Figure contents as structured data:
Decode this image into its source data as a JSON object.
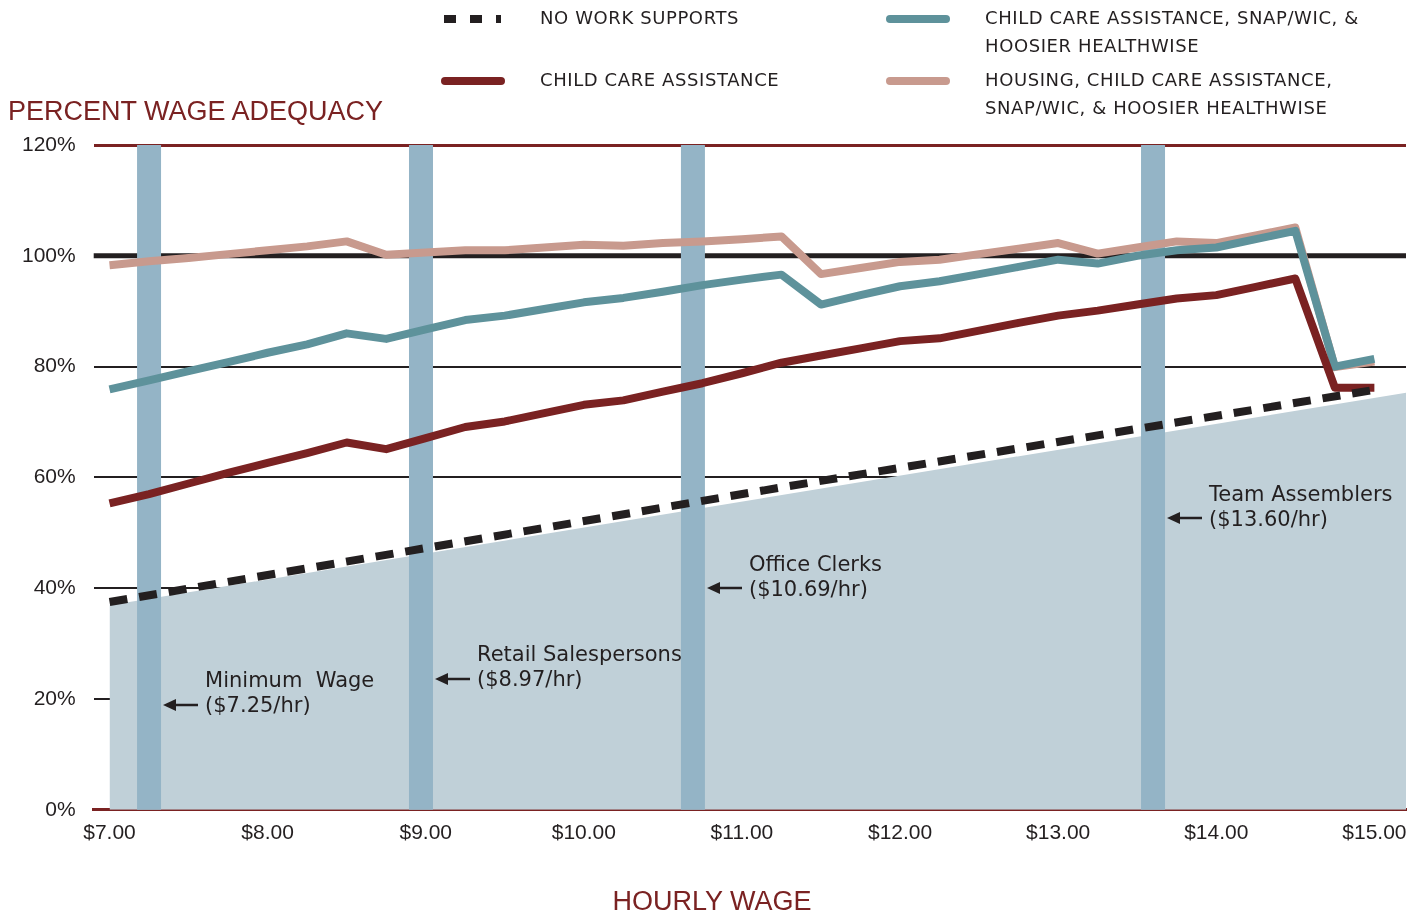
{
  "chart_data": {
    "type": "line",
    "ylabel": "PERCENT WAGE ADEQUACY",
    "xlabel": "HOURLY WAGE",
    "x": [
      7.0,
      7.25,
      7.5,
      7.75,
      8.0,
      8.25,
      8.5,
      8.75,
      9.0,
      9.25,
      9.5,
      9.75,
      10.0,
      10.25,
      10.5,
      10.75,
      11.0,
      11.25,
      11.5,
      11.75,
      12.0,
      12.25,
      12.5,
      12.75,
      13.0,
      13.25,
      13.5,
      13.75,
      14.0,
      14.25,
      14.5,
      14.75,
      15.0
    ],
    "series": [
      {
        "type": "area",
        "color": "#c0d0d8",
        "x": [
          7.0,
          15.2
        ],
        "values": [
          36.9,
          75.3
        ]
      },
      {
        "name": "NO WORK SUPPORTS",
        "color": "#231f20",
        "line_style": "dashed",
        "x": [
          7.0,
          11.25,
          15.0
        ],
        "values": [
          37.5,
          58.2,
          75.8
        ]
      },
      {
        "name": "CHILD CARE ASSISTANCE",
        "color": "#7a2222",
        "values": [
          55.3,
          57.0,
          58.9,
          60.8,
          62.6,
          64.4,
          66.3,
          65.1,
          67.1,
          69.1,
          70.1,
          71.6,
          73.1,
          73.9,
          75.5,
          77.0,
          78.8,
          80.7,
          82.0,
          83.3,
          84.6,
          85.1,
          86.5,
          87.9,
          89.2,
          90.1,
          91.2,
          92.3,
          92.9,
          94.4,
          95.9,
          76.2,
          76.2
        ]
      },
      {
        "name": "CHILD CARE ASSISTANCE, SNAP/WIC, & HOOSIER HEALTHWISE",
        "color": "#5e929b",
        "values": [
          75.9,
          77.5,
          79.2,
          80.8,
          82.5,
          84.0,
          86.0,
          85.0,
          86.7,
          88.4,
          89.2,
          90.4,
          91.6,
          92.4,
          93.5,
          94.7,
          95.7,
          96.6,
          91.2,
          92.9,
          94.5,
          95.4,
          96.7,
          98.0,
          99.3,
          98.6,
          100.0,
          101.0,
          101.5,
          103.0,
          104.5,
          80.0,
          81.4
        ]
      },
      {
        "name": "HOUSING, CHILD CARE ASSISTANCE, SNAP/WIC, & HOOSIER HEALTHWISE",
        "color": "#c89a8e",
        "values": [
          98.3,
          99.0,
          99.6,
          100.3,
          101.0,
          101.7,
          102.6,
          100.2,
          100.6,
          101.0,
          101.0,
          101.5,
          102.0,
          101.8,
          102.3,
          102.6,
          103.0,
          103.5,
          96.7,
          97.8,
          98.9,
          99.3,
          100.3,
          101.3,
          102.3,
          100.4,
          101.5,
          102.6,
          102.3,
          103.7,
          105.1,
          79.9,
          80.9
        ]
      }
    ],
    "xlim": [
      6.9,
      15.2
    ],
    "xticks": [
      {
        "value": 7,
        "label": "$7.00"
      },
      {
        "value": 8,
        "label": "$8.00"
      },
      {
        "value": 9,
        "label": "$9.00"
      },
      {
        "value": 10,
        "label": "$10.00"
      },
      {
        "value": 11,
        "label": "$11.00"
      },
      {
        "value": 12,
        "label": "$12.00"
      },
      {
        "value": 13,
        "label": "$13.00"
      },
      {
        "value": 14,
        "label": "$14.00"
      },
      {
        "value": 15,
        "label": "$15.00"
      }
    ],
    "ylim": [
      0,
      120
    ],
    "yticks": [
      {
        "value": 0,
        "label": "0%"
      },
      {
        "value": 20,
        "label": "20%"
      },
      {
        "value": 40,
        "label": "40%"
      },
      {
        "value": 60,
        "label": "60%"
      },
      {
        "value": 80,
        "label": "80%"
      },
      {
        "value": 100,
        "label": "100%"
      },
      {
        "value": 120,
        "label": "120%"
      }
    ],
    "grid": "y",
    "legend": "top",
    "marker": "none",
    "ref_lines": [
      {
        "axis": "y",
        "value": 100,
        "color": "#231f20"
      },
      {
        "axis": "x",
        "value": 7.25,
        "color": "#94b4c6"
      },
      {
        "axis": "x",
        "value": 8.97,
        "color": "#94b4c6"
      },
      {
        "axis": "x",
        "value": 10.69,
        "color": "#94b4c6"
      },
      {
        "axis": "x",
        "value": 13.6,
        "color": "#94b4c6"
      }
    ],
    "annotations": [
      {
        "text": "Minimum  Wage\n($7.25/hr)",
        "x": 7.25,
        "y": 19.0
      },
      {
        "text": "Retail Salespersons\n($8.97/hr)",
        "x": 8.97,
        "y": 23.7
      },
      {
        "text": "Office Clerks\n($10.69/hr)",
        "x": 10.69,
        "y": 40.0
      },
      {
        "text": "Team Assemblers\n($13.60/hr)",
        "x": 13.6,
        "y": 52.6
      }
    ]
  }
}
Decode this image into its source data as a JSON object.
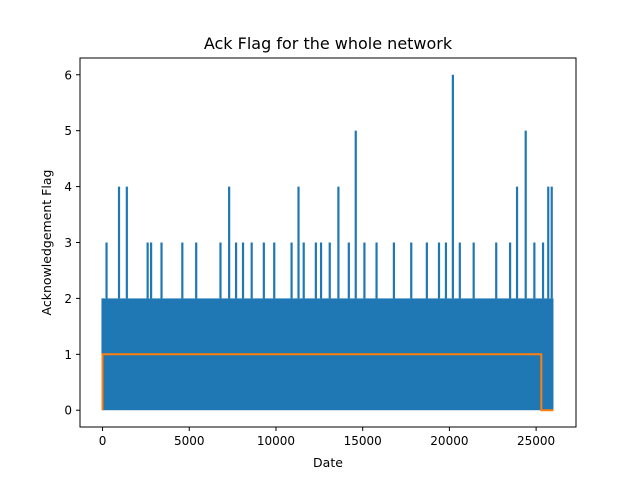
{
  "chart_data": {
    "type": "line",
    "title": "Ack Flag for the whole network",
    "xlabel": "Date",
    "ylabel": "Acknowledgement Flag",
    "xlim": [
      -1300,
      27300
    ],
    "ylim": [
      -0.3,
      6.3
    ],
    "xticks": [
      0,
      5000,
      10000,
      15000,
      20000,
      25000
    ],
    "yticks": [
      0,
      1,
      2,
      3,
      4,
      5,
      6
    ],
    "grid": false,
    "legend": "none",
    "series": [
      {
        "color": "#1f77b4",
        "x": [
          0,
          230,
          950,
          1400,
          2600,
          2800,
          3400,
          4600,
          5400,
          6800,
          7300,
          7700,
          8100,
          8600,
          9300,
          9900,
          10900,
          11300,
          11600,
          12300,
          12600,
          13100,
          13600,
          14200,
          14600,
          15100,
          15800,
          16800,
          17800,
          18700,
          19400,
          19800,
          20200,
          20600,
          21400,
          22700,
          23500,
          23900,
          24400,
          24900,
          25400,
          25700,
          25900,
          26000
        ],
        "y": [
          1,
          3,
          4,
          4,
          3,
          3,
          3,
          3,
          3,
          3,
          4,
          3,
          3,
          3,
          3,
          3,
          3,
          4,
          3,
          3,
          3,
          3,
          4,
          3,
          5,
          3,
          3,
          3,
          3,
          3,
          3,
          3,
          6,
          3,
          3,
          3,
          3,
          4,
          5,
          3,
          3,
          4,
          4,
          2
        ],
        "band_x": [
          0,
          26000
        ],
        "band_y": [
          0,
          2
        ]
      },
      {
        "color": "#ff7f0e",
        "x": [
          0,
          0,
          25300,
          25300,
          26000
        ],
        "y": [
          0,
          1,
          1,
          0,
          0
        ]
      }
    ]
  }
}
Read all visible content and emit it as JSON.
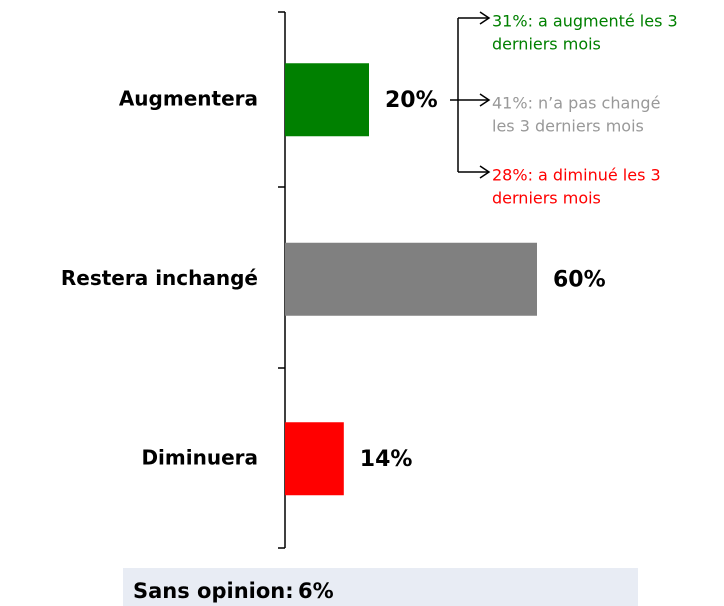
{
  "chart_data": {
    "type": "bar",
    "orientation": "horizontal",
    "categories": [
      "Augmentera",
      "Restera inchangé",
      "Diminuera"
    ],
    "series": [
      {
        "values": [
          20,
          60,
          14
        ],
        "value_labels": [
          "20%",
          "60%",
          "14%"
        ],
        "colors": [
          "#008000",
          "#808080",
          "#ff0000"
        ]
      }
    ],
    "xlim": [
      0,
      100
    ],
    "annotations": [
      {
        "lines": [
          "31%: a augmenté les 3",
          "derniers mois"
        ],
        "color": "#008000"
      },
      {
        "lines": [
          "41%: n’a pas changé",
          "les 3 derniers mois"
        ],
        "color": "#999999"
      },
      {
        "lines": [
          "28%: a diminué les 3",
          "derniers mois"
        ],
        "color": "#ff0000"
      }
    ],
    "footer": {
      "label": "Sans opinion:",
      "value": 6,
      "value_label": "6%"
    }
  }
}
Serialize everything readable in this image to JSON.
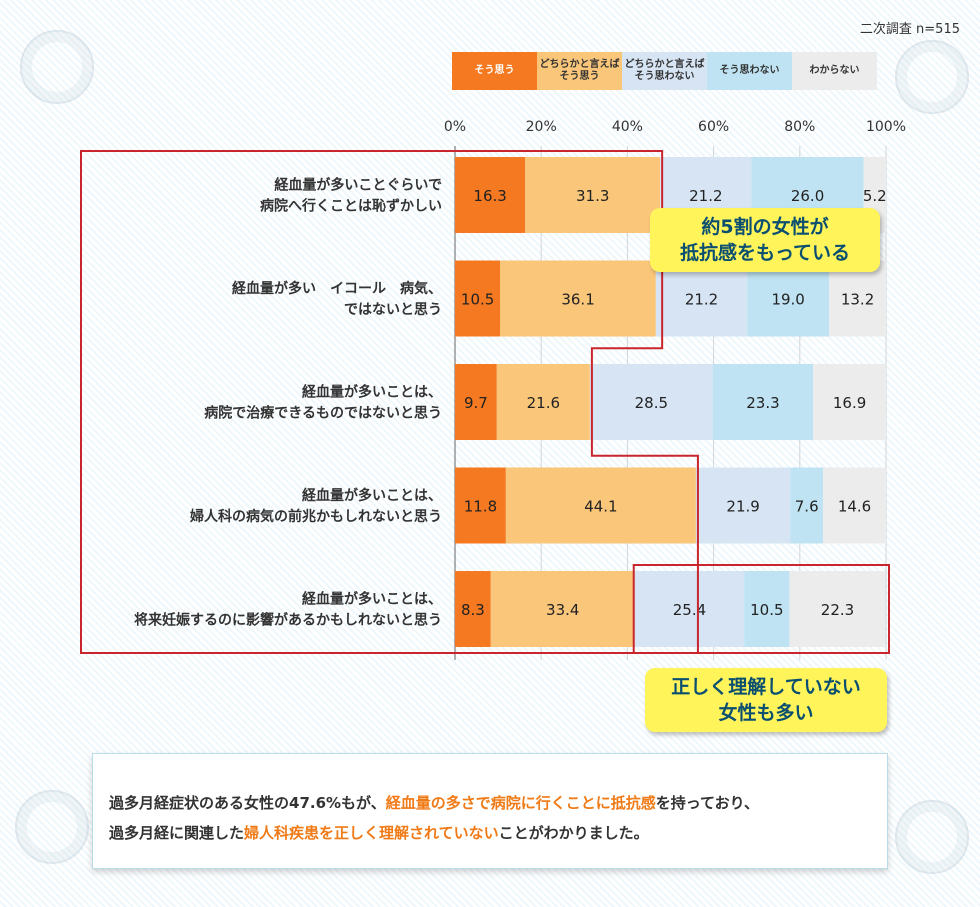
{
  "survey_label": "二次調査 n=515",
  "colors": {
    "series": [
      "#f47920",
      "#fac67a",
      "#d6e4f4",
      "#bfe3f2",
      "#ececec"
    ],
    "frame": "#c8262c",
    "callout_bg": "#fff45a",
    "callout_text": "#0a4f70",
    "highlight": "#f07a16"
  },
  "chart_data": {
    "type": "bar",
    "orientation": "horizontal-stacked-100",
    "x_ticks": [
      "0%",
      "20%",
      "40%",
      "60%",
      "80%",
      "100%"
    ],
    "xlim": [
      0,
      100
    ],
    "legend_placement": "top",
    "series": [
      {
        "name": "そう思う",
        "values": [
          16.3,
          10.5,
          9.7,
          11.8,
          8.3
        ]
      },
      {
        "name": "どちらかと言えば\nそう思う",
        "values": [
          31.3,
          36.1,
          21.6,
          44.1,
          33.4
        ]
      },
      {
        "name": "どちらかと言えば\nそう思わない",
        "values": [
          21.2,
          21.2,
          28.5,
          21.9,
          25.4
        ]
      },
      {
        "name": "そう思わない",
        "values": [
          26.0,
          19.0,
          23.3,
          7.6,
          10.5
        ]
      },
      {
        "name": "わからない",
        "values": [
          5.2,
          13.2,
          16.9,
          14.6,
          22.3
        ]
      }
    ],
    "categories": [
      "経血量が多いことぐらいで\n病院へ行くことは恥ずかしい",
      "経血量が多い　イコール　病気、\nではないと思う",
      "経血量が多いことは、\n病院で治療できるものではないと思う",
      "経血量が多いことは、\n婦人科の病気の前兆かもしれないと思う",
      "経血量が多いことは、\n将来妊娠するのに影響があるかもしれないと思う"
    ]
  },
  "callouts": {
    "top": "約5割の女性が\n抵抗感をもっている",
    "bottom": "正しく理解していない\n女性も多い"
  },
  "summary": {
    "l1_a": "過多月経症状のある女性の47.6%もが、",
    "l1_hl": "経血量の多さで病院に行くことに抵抗感",
    "l1_b": "を持っており、",
    "l2_a": "過多月経に関連した",
    "l2_hl": "婦人科疾患を正しく理解されていない",
    "l2_b": "ことがわかりました。"
  }
}
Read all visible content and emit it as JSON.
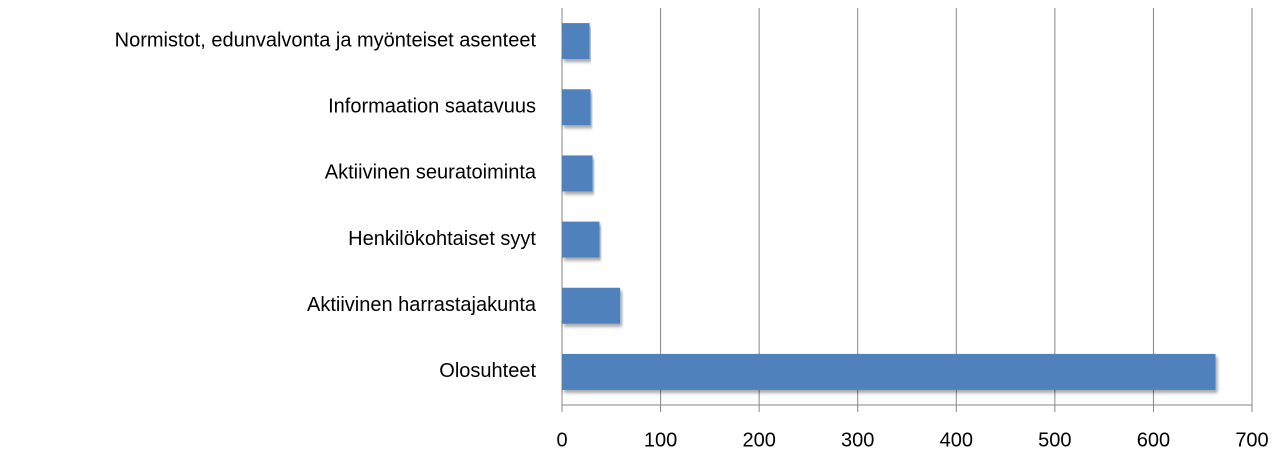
{
  "chart_data": {
    "type": "bar",
    "orientation": "horizontal",
    "categories": [
      "Normistot, edunvalvonta ja myönteiset asenteet",
      "Informaation saatavuus",
      "Aktiivinen seuratoiminta",
      "Henkilökohtaiset syyt",
      "Aktiivinen harrastajakunta",
      "Olosuhteet"
    ],
    "values": [
      28,
      29,
      31,
      38,
      59,
      663
    ],
    "color": "#4f81bd",
    "xlim": [
      0,
      700
    ],
    "xticks": [
      0,
      100,
      200,
      300,
      400,
      500,
      600,
      700
    ],
    "grid": true
  }
}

> _Exercise goal_: Filter the listing for the word "HEALTHWISE" and copy every line that holds it.

> _Response to the exercise_:
        "name": "CHILD CARE ASSISTANCE, SNAP/WIC, & HOOSIER HEALTHWISE",
        "name": "HOUSING, CHILD CARE ASSISTANCE, SNAP/WIC, & HOOSIER HEALTHWISE",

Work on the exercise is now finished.